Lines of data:
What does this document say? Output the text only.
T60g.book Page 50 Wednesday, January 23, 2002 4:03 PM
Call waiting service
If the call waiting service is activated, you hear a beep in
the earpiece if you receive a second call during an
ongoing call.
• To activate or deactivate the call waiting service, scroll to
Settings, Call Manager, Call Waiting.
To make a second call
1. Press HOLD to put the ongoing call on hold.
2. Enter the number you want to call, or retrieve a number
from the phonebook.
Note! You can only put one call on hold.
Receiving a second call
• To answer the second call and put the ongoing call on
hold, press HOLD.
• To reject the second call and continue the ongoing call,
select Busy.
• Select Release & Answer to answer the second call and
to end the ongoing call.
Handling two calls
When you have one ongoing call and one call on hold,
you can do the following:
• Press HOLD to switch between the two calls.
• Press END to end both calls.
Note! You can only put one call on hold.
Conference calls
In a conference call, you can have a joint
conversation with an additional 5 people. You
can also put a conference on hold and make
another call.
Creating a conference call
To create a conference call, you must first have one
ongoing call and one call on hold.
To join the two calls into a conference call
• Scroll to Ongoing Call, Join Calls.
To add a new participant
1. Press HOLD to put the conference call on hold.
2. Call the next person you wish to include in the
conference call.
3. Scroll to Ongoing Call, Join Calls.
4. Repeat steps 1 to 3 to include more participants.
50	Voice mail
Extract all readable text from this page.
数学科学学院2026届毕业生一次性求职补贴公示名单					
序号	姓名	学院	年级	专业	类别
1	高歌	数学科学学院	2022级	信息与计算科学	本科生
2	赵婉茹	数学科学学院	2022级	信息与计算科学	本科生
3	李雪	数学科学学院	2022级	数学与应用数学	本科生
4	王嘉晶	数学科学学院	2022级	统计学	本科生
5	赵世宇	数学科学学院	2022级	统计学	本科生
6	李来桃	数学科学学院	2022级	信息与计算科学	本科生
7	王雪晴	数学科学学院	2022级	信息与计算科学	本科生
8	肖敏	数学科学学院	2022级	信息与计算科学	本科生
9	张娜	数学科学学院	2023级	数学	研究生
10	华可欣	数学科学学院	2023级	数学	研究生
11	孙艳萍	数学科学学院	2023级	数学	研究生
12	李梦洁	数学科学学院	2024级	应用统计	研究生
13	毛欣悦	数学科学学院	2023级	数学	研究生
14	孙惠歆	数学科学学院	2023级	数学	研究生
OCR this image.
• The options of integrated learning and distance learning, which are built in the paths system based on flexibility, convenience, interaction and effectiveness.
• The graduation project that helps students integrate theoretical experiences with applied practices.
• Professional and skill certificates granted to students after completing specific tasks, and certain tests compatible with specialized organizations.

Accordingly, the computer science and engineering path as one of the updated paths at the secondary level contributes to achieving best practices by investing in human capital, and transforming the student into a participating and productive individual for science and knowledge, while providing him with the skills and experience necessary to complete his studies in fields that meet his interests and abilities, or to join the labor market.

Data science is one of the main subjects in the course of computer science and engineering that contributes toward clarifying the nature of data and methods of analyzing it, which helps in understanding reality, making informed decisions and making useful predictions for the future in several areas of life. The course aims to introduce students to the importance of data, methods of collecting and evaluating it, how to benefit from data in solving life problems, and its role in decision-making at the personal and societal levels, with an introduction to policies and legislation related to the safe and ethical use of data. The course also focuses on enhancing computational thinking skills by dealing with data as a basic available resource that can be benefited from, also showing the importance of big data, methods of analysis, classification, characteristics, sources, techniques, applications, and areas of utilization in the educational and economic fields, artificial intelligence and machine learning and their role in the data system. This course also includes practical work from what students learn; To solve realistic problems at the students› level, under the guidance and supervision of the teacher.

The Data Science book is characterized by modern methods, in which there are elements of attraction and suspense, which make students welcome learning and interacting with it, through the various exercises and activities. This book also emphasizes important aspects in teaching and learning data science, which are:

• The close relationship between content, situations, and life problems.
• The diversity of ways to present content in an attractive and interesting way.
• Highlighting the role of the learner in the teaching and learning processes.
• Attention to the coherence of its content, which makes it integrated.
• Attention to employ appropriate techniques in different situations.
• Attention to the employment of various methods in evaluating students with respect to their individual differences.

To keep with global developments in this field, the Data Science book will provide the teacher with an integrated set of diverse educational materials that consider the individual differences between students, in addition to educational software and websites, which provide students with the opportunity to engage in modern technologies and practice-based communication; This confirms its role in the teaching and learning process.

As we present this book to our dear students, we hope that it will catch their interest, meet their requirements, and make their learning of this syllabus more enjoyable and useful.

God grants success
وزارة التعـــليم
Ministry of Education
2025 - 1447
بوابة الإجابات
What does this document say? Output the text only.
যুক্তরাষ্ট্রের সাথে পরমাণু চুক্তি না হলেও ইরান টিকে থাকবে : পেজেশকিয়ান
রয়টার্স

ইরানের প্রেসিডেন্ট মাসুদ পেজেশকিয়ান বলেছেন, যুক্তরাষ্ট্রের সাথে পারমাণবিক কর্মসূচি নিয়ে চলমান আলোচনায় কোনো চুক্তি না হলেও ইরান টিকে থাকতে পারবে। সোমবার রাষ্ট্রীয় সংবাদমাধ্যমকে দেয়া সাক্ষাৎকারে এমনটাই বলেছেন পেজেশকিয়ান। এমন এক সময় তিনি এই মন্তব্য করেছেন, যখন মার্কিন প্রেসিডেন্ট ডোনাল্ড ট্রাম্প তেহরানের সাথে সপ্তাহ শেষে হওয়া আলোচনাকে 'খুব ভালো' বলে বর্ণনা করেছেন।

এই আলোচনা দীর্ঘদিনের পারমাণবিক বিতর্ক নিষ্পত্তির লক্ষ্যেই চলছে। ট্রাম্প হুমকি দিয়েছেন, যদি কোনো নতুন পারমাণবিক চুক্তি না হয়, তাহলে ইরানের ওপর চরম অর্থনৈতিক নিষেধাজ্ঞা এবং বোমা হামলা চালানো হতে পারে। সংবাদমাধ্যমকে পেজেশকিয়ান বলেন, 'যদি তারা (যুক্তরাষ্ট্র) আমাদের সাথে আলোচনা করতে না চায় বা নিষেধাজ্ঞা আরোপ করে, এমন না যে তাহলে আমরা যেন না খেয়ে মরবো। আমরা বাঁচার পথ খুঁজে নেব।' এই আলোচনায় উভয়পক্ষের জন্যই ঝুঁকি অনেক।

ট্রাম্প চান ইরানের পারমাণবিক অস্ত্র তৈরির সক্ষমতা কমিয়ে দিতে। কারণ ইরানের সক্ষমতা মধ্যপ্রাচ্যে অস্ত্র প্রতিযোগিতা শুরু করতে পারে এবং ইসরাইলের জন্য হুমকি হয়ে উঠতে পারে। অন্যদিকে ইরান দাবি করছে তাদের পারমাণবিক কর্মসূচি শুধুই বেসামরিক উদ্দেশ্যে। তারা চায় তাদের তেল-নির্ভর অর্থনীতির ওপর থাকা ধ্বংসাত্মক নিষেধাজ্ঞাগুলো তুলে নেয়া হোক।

What is being asked
Copy each line of the listing that holds the word "service".

Response to this exercise
Call waiting service
If the call waiting service is activated, you hear a beep in
• To activate or deactivate the call waiting service, scroll to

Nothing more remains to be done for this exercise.